Figure record listings:

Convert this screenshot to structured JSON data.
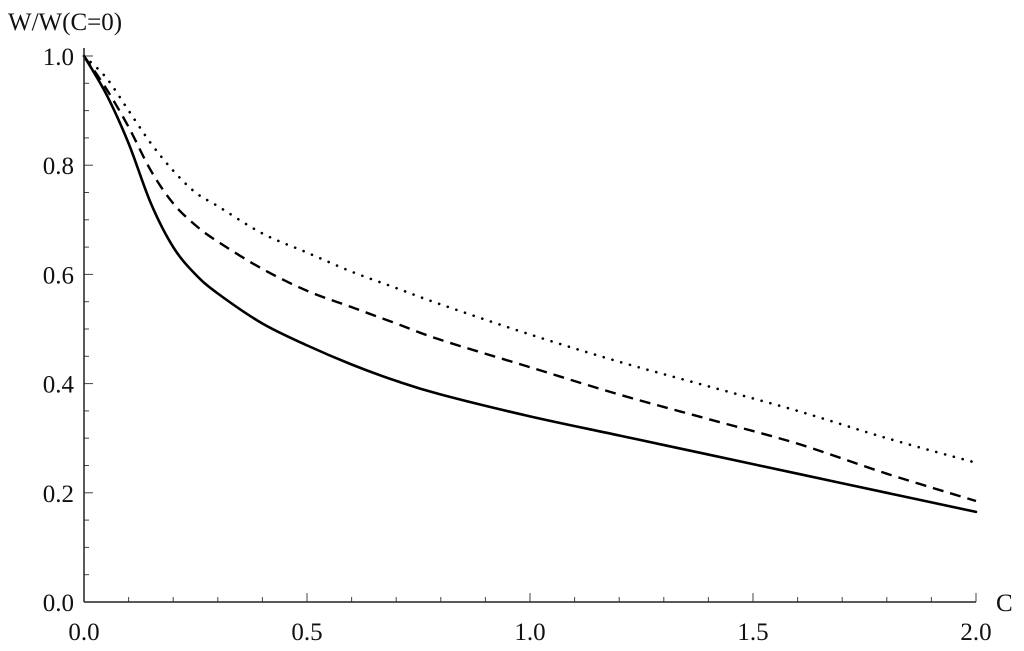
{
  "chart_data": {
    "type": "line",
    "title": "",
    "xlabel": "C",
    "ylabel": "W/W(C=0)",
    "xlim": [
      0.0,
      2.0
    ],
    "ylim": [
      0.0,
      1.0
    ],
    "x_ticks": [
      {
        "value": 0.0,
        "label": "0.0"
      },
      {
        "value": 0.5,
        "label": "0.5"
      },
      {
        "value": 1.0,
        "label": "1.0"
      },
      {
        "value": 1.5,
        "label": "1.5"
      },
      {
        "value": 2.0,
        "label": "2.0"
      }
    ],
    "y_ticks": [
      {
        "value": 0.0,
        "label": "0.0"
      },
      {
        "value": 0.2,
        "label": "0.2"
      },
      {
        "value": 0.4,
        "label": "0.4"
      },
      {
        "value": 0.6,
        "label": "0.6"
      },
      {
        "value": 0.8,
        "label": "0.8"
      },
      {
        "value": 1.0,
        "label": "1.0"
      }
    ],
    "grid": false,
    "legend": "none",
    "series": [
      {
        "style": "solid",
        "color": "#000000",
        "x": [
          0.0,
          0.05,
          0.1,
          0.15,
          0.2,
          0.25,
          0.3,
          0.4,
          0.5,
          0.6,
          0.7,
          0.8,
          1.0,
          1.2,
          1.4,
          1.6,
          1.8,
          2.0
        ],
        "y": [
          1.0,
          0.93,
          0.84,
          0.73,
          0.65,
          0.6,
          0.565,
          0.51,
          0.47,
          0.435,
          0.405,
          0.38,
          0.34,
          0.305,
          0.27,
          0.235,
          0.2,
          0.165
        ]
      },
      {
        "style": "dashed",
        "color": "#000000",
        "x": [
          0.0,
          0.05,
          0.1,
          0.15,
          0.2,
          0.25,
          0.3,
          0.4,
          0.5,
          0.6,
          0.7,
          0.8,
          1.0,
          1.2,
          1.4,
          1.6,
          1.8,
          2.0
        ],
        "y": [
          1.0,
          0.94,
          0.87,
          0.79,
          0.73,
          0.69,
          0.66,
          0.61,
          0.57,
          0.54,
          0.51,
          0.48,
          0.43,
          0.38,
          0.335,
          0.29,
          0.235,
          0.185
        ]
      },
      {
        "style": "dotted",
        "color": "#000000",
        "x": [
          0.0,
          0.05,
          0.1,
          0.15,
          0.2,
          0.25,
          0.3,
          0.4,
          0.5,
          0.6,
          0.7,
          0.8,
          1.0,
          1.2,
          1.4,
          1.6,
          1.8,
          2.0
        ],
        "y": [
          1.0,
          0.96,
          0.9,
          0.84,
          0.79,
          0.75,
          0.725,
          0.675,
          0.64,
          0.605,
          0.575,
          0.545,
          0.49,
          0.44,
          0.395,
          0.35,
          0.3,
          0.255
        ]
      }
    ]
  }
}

Objective: Scan the material above. Copy each line where "style" occurs.

Completed exercise:
        "style": "solid",
        "style": "dashed",
        "style": "dotted",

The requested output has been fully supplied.